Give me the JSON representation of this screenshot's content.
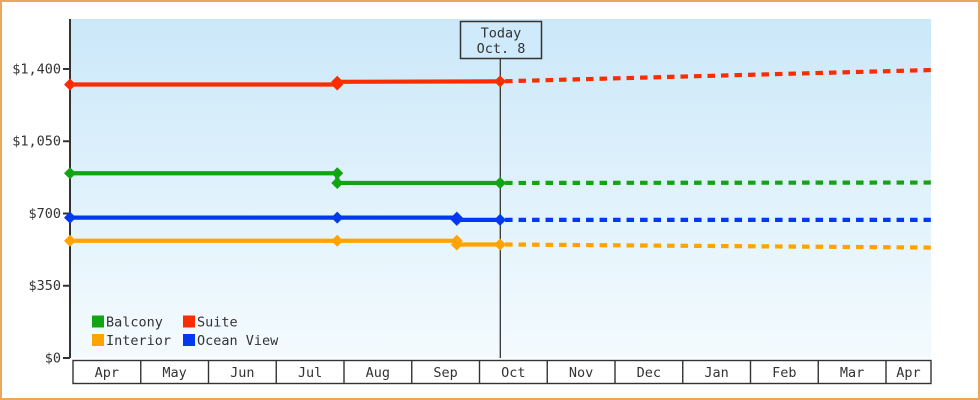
{
  "colors": {
    "frame_border": "#eba75c",
    "axis": "#333333",
    "text": "#333333",
    "plot_gradient_top": "#cbe8f9",
    "plot_gradient_bottom": "#f4fbfe",
    "today_box_fill": "#cfeafa",
    "month_row_fill": "#ffffff"
  },
  "today": {
    "label_line1": "Today",
    "label_line2": "Oct. 8",
    "t": 6.26
  },
  "chart_data": {
    "type": "line",
    "title": "",
    "xlabel": "",
    "ylabel": "",
    "x_axis": {
      "months": [
        "Apr",
        "May",
        "Jun",
        "Jul",
        "Aug",
        "Sep",
        "Oct",
        "Nov",
        "Dec",
        "Jan",
        "Feb",
        "Mar",
        "Apr"
      ],
      "t_start": 0,
      "t_end": 12.53
    },
    "y_axis": {
      "range": [
        0,
        1400
      ],
      "ticks": [
        {
          "v": 0,
          "label": "$0"
        },
        {
          "v": 350,
          "label": "$350"
        },
        {
          "v": 700,
          "label": "$700"
        },
        {
          "v": 1050,
          "label": "$1,050"
        },
        {
          "v": 1400,
          "label": "$1,400"
        }
      ]
    },
    "legend_position": "bottom-left-inside",
    "grid": false,
    "series": [
      {
        "name": "Balcony",
        "color": "#12a412",
        "solid": [
          [
            0,
            895
          ],
          [
            3.89,
            895
          ],
          [
            3.89,
            848
          ],
          [
            6.26,
            848
          ]
        ],
        "dashed": [
          [
            6.26,
            848
          ],
          [
            12.53,
            850
          ]
        ],
        "markers": [
          [
            0,
            895
          ],
          [
            3.89,
            895
          ],
          [
            3.89,
            848
          ],
          [
            6.26,
            848
          ]
        ]
      },
      {
        "name": "Suite",
        "color": "#fb2d00",
        "solid": [
          [
            0,
            1325
          ],
          [
            3.89,
            1325
          ],
          [
            3.89,
            1338
          ],
          [
            6.26,
            1340
          ]
        ],
        "dashed": [
          [
            6.26,
            1340
          ],
          [
            12.53,
            1395
          ]
        ],
        "markers": [
          [
            0,
            1325
          ],
          [
            3.89,
            1325
          ],
          [
            3.89,
            1338
          ],
          [
            6.26,
            1340
          ]
        ]
      },
      {
        "name": "Interior",
        "color": "#ffa300",
        "solid": [
          [
            0,
            568
          ],
          [
            5.63,
            568
          ],
          [
            5.63,
            550
          ],
          [
            6.26,
            550
          ]
        ],
        "dashed": [
          [
            6.26,
            550
          ],
          [
            12.53,
            535
          ]
        ],
        "markers": [
          [
            0,
            568
          ],
          [
            3.89,
            568
          ],
          [
            5.63,
            568
          ],
          [
            5.63,
            550
          ],
          [
            6.26,
            550
          ]
        ]
      },
      {
        "name": "Ocean View",
        "color": "#0239f0",
        "solid": [
          [
            0,
            680
          ],
          [
            5.63,
            680
          ],
          [
            5.63,
            669
          ],
          [
            6.26,
            669
          ]
        ],
        "dashed": [
          [
            6.26,
            669
          ],
          [
            12.53,
            669
          ]
        ],
        "markers": [
          [
            0,
            680
          ],
          [
            3.89,
            680
          ],
          [
            5.63,
            680
          ],
          [
            5.63,
            669
          ],
          [
            6.26,
            669
          ]
        ]
      }
    ]
  }
}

================

• [WORK REQUIRED]: Every entry above needs to be retyped exactly; drop the pictures.

• [RESPONSE TO THIS EXERCISE]:
Give me the JSON representation of this screenshot's content.
{
  "colors": {
    "frame_border": "#eba75c",
    "axis": "#333333",
    "text": "#333333",
    "plot_gradient_top": "#cbe8f9",
    "plot_gradient_bottom": "#f4fbfe",
    "today_box_fill": "#cfeafa",
    "month_row_fill": "#ffffff"
  },
  "today": {
    "label_line1": "Today",
    "label_line2": "Oct. 8",
    "t": 6.26
  },
  "chart_data": {
    "type": "line",
    "title": "",
    "xlabel": "",
    "ylabel": "",
    "x_axis": {
      "months": [
        "Apr",
        "May",
        "Jun",
        "Jul",
        "Aug",
        "Sep",
        "Oct",
        "Nov",
        "Dec",
        "Jan",
        "Feb",
        "Mar",
        "Apr"
      ],
      "t_start": 0,
      "t_end": 12.53
    },
    "y_axis": {
      "range": [
        0,
        1400
      ],
      "ticks": [
        {
          "v": 0,
          "label": "$0"
        },
        {
          "v": 350,
          "label": "$350"
        },
        {
          "v": 700,
          "label": "$700"
        },
        {
          "v": 1050,
          "label": "$1,050"
        },
        {
          "v": 1400,
          "label": "$1,400"
        }
      ]
    },
    "legend_position": "bottom-left-inside",
    "grid": false,
    "series": [
      {
        "name": "Balcony",
        "color": "#12a412",
        "solid": [
          [
            0,
            895
          ],
          [
            3.89,
            895
          ],
          [
            3.89,
            848
          ],
          [
            6.26,
            848
          ]
        ],
        "dashed": [
          [
            6.26,
            848
          ],
          [
            12.53,
            850
          ]
        ],
        "markers": [
          [
            0,
            895
          ],
          [
            3.89,
            895
          ],
          [
            3.89,
            848
          ],
          [
            6.26,
            848
          ]
        ]
      },
      {
        "name": "Suite",
        "color": "#fb2d00",
        "solid": [
          [
            0,
            1325
          ],
          [
            3.89,
            1325
          ],
          [
            3.89,
            1338
          ],
          [
            6.26,
            1340
          ]
        ],
        "dashed": [
          [
            6.26,
            1340
          ],
          [
            12.53,
            1395
          ]
        ],
        "markers": [
          [
            0,
            1325
          ],
          [
            3.89,
            1325
          ],
          [
            3.89,
            1338
          ],
          [
            6.26,
            1340
          ]
        ]
      },
      {
        "name": "Interior",
        "color": "#ffa300",
        "solid": [
          [
            0,
            568
          ],
          [
            5.63,
            568
          ],
          [
            5.63,
            550
          ],
          [
            6.26,
            550
          ]
        ],
        "dashed": [
          [
            6.26,
            550
          ],
          [
            12.53,
            535
          ]
        ],
        "markers": [
          [
            0,
            568
          ],
          [
            3.89,
            568
          ],
          [
            5.63,
            568
          ],
          [
            5.63,
            550
          ],
          [
            6.26,
            550
          ]
        ]
      },
      {
        "name": "Ocean View",
        "color": "#0239f0",
        "solid": [
          [
            0,
            680
          ],
          [
            5.63,
            680
          ],
          [
            5.63,
            669
          ],
          [
            6.26,
            669
          ]
        ],
        "dashed": [
          [
            6.26,
            669
          ],
          [
            12.53,
            669
          ]
        ],
        "markers": [
          [
            0,
            680
          ],
          [
            3.89,
            680
          ],
          [
            5.63,
            680
          ],
          [
            5.63,
            669
          ],
          [
            6.26,
            669
          ]
        ]
      }
    ]
  }
}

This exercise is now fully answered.